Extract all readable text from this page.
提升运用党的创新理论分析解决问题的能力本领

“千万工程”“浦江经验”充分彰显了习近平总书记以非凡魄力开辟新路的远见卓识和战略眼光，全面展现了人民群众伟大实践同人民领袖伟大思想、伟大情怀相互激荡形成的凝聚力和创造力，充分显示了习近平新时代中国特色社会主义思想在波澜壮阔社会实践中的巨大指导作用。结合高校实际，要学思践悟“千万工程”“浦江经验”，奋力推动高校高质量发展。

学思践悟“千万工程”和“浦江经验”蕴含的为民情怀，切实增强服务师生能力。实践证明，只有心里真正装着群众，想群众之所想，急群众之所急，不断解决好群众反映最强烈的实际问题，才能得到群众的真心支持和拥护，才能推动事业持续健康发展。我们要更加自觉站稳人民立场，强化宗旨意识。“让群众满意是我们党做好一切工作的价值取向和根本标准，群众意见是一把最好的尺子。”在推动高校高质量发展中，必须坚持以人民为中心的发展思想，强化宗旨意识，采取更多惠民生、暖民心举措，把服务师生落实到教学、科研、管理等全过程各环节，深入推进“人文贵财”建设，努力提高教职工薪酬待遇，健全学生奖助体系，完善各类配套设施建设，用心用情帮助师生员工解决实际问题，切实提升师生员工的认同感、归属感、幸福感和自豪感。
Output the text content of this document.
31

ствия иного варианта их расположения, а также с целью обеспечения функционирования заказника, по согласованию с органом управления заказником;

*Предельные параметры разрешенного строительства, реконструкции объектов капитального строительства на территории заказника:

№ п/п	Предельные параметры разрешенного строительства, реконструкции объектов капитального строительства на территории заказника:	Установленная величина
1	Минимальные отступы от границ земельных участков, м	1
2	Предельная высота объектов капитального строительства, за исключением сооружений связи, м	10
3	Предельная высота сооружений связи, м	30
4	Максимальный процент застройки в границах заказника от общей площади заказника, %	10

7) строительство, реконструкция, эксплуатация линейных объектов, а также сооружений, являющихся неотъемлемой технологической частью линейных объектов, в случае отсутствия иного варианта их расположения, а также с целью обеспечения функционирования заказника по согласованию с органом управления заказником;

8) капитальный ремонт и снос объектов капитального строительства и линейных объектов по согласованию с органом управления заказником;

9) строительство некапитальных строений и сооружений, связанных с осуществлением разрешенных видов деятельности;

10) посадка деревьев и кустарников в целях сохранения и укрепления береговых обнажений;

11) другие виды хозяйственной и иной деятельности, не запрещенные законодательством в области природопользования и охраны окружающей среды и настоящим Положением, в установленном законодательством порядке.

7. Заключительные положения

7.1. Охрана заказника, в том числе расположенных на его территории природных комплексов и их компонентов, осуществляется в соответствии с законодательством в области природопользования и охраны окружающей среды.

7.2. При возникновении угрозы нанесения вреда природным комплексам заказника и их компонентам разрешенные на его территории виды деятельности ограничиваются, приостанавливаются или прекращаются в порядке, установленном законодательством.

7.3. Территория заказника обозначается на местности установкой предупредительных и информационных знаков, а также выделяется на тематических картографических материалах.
====
Write out the whole listing again. Match it word for word.

**Response to the task**
Extract all readable text from this page.
提升运用党的创新理论分析解决问题的能力本领

“千万工程”“浦江经验”充分彰显了习近平总书记以非凡魄力开辟新路的远见卓识和战略眼光，全面展现了人民群众伟大实践同人民领袖伟大思想、伟大情怀相互激荡形成的凝聚力和创造力，充分显示了习近平新时代中国特色社会主义思想在波澜壮阔社会实践中的巨大指导作用。结合高校实际，要学思践悟“千万工程”“浦江经验”，奋力推动高校高质量发展。

学思践悟“千万工程”和“浦江经验”蕴含的为民情怀，切实增强服务师生能力。实践证明，只有心里真正装着群众，想群众之所想，急群众之所急，不断解决好群众反映最强烈的实际问题，才能得到群众的真心支持和拥护，才能推动事业持续健康发展。我们要更加自觉站稳人民立场，强化宗旨意识。“让群众满意是我们党做好一切工作的价值取向和根本标准，群众意见是一把最好的尺子。”在推动高校高质量发展中，必须坚持以人民为中心的发展思想，强化宗旨意识，采取更多惠民生、暖民心举措，把服务师生落实到教学、科研、管理等全过程各环节，深入推进“人文贵财”建设，努力提高教职工薪酬待遇，健全学生奖助体系，完善各类配套设施建设，用心用情帮助师生员工解决实际问题，切实提升师生员工的认同感、归属感、幸福感和自豪感。
Output the text content of this document.
31

ствия иного варианта их расположения, а также с целью обеспечения функционирования заказника, по согласованию с органом управления заказником;

*Предельные параметры разрешенного строительства, реконструкции объектов капитального строительства на территории заказника:

№ п/п	Предельные параметры разрешенного строительства, реконструкции объектов капитального строительства на территории заказника:	Установленная величина
1	Минимальные отступы от границ земельных участков, м	1
2	Предельная высота объектов капитального строительства, за исключением сооружений связи, м	10
3	Предельная высота сооружений связи, м	30
4	Максимальный процент застройки в границах заказника от общей площади заказника, %	10

7) строительство, реконструкция, эксплуатация линейных объектов, а также сооружений, являющихся неотъемлемой технологической частью линейных объектов, в случае отсутствия иного варианта их расположения, а также с целью обеспечения функционирования заказника по согласованию с органом управления заказником;

8) капитальный ремонт и снос объектов капитального строительства и линейных объектов по согласованию с органом управления заказником;

9) строительство некапитальных строений и сооружений, связанных с осуществлением разрешенных видов деятельности;

10) посадка деревьев и кустарников в целях сохранения и укрепления береговых обнажений;

11) другие виды хозяйственной и иной деятельности, не запрещенные законодательством в области природопользования и охраны окружающей среды и настоящим Положением, в установленном законодательством порядке.

7. Заключительные положения

7.1. Охрана заказника, в том числе расположенных на его территории природных комплексов и их компонентов, осуществляется в соответствии с законодательством в области природопользования и охраны окружающей среды.

7.2. При возникновении угрозы нанесения вреда природным комплексам заказника и их компонентам разрешенные на его территории виды деятельности ограничиваются, приостанавливаются или прекращаются в порядке, установленном законодательством.

7.3. Территория заказника обозначается на местности установкой предупредительных и информационных знаков, а также выделяется на тематических картографических материалах.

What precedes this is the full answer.